#### [Job]
Select and copy out every line in the records containing "this".

[Stored data]
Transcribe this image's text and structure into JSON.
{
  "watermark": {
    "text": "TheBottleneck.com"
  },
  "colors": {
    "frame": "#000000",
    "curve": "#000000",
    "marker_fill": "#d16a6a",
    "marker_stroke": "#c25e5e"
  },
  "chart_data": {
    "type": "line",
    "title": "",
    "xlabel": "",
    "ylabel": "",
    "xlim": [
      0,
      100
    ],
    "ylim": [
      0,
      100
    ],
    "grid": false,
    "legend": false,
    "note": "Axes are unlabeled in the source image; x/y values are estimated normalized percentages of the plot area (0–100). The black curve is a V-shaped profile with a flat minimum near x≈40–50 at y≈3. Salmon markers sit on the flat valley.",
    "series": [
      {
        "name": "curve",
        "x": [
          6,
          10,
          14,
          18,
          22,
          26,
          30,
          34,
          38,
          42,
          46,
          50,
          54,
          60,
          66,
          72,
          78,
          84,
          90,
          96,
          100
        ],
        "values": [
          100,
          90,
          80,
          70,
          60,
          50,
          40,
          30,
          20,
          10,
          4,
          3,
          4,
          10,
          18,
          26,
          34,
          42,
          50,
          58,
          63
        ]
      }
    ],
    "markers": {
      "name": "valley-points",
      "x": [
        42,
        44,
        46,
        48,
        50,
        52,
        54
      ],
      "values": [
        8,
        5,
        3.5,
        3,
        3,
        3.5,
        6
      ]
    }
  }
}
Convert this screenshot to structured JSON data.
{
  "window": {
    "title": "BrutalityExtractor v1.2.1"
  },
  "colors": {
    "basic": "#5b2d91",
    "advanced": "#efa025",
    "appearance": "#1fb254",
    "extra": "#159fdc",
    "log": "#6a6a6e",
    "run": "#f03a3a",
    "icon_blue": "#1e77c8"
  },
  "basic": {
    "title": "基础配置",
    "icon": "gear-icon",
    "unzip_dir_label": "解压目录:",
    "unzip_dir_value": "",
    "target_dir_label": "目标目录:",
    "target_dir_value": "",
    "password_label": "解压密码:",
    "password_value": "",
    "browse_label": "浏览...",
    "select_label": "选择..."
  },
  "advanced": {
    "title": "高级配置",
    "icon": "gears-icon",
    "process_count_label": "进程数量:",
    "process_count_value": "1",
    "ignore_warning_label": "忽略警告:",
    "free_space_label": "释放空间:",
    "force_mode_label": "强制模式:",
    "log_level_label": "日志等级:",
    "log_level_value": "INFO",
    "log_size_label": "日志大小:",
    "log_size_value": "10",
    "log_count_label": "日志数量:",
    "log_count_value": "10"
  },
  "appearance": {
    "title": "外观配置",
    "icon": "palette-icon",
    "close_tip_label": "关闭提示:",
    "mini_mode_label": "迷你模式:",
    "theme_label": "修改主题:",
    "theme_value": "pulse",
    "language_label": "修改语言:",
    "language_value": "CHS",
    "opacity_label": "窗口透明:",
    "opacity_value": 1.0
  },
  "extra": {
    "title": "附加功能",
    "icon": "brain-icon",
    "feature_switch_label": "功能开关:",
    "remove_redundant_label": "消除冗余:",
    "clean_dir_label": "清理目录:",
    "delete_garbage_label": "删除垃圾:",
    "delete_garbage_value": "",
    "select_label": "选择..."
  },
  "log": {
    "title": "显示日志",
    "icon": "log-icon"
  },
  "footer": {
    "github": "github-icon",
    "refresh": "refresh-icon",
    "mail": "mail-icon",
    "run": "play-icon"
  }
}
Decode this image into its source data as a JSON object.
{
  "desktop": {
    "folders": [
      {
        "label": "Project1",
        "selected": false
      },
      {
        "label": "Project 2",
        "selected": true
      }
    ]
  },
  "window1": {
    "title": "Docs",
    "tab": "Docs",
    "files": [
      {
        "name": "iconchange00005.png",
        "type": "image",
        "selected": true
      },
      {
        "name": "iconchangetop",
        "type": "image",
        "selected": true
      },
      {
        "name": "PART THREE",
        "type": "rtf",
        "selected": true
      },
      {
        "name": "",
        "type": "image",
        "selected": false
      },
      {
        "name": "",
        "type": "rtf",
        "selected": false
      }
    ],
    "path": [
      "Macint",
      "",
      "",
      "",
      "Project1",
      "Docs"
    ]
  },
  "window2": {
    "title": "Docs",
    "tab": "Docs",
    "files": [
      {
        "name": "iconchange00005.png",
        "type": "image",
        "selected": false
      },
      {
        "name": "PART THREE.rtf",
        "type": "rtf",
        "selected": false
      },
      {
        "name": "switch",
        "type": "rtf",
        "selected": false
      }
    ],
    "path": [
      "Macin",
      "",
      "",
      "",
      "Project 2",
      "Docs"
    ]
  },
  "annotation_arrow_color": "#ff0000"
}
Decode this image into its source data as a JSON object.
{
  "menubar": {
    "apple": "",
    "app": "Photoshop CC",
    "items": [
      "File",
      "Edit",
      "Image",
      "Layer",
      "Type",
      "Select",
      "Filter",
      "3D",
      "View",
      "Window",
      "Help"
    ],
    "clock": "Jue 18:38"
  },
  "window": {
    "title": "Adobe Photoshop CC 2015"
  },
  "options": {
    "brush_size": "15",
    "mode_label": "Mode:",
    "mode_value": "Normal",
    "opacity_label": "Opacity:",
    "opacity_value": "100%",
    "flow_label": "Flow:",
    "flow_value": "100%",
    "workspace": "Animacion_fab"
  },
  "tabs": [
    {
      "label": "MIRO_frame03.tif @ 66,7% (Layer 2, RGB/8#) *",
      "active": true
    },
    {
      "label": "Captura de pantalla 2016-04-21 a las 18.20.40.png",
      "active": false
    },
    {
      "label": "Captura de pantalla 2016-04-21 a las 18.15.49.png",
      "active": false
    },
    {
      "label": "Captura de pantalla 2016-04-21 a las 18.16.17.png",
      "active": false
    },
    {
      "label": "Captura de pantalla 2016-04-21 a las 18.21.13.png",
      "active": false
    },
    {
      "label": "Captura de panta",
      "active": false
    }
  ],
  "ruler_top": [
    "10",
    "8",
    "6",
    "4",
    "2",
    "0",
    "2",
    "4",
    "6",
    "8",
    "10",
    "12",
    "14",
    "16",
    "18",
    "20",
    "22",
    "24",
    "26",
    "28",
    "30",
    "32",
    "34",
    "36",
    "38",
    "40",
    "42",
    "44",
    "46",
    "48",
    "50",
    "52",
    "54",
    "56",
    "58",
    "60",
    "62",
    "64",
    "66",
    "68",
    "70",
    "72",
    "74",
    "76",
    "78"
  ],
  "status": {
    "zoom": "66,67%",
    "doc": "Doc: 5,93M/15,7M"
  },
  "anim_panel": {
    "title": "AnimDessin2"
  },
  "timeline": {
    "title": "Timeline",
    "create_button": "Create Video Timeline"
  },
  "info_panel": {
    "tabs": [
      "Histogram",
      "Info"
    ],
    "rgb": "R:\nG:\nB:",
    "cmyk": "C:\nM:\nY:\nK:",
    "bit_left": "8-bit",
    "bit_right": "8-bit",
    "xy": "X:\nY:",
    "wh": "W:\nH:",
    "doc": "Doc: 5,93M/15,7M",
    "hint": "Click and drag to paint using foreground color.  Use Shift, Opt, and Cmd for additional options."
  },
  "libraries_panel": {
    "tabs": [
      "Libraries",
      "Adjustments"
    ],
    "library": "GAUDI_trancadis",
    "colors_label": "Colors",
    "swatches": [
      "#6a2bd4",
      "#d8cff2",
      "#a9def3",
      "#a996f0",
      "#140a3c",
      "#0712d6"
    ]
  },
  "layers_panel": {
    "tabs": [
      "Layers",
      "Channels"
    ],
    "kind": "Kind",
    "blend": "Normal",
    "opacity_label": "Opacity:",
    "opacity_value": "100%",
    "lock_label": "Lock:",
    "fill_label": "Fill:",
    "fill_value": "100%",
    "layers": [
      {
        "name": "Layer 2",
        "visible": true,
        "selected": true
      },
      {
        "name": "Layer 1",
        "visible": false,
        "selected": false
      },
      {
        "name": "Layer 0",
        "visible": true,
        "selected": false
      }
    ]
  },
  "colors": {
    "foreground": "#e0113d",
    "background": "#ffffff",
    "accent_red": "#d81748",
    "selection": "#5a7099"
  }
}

#### [Answer to the problem]
Transcribe this image's text and structure into JSON.
Convert this screenshot to structured JSON data.
Decode this image into its source data as a JSON object.
Decode this image into its source data as a JSON object.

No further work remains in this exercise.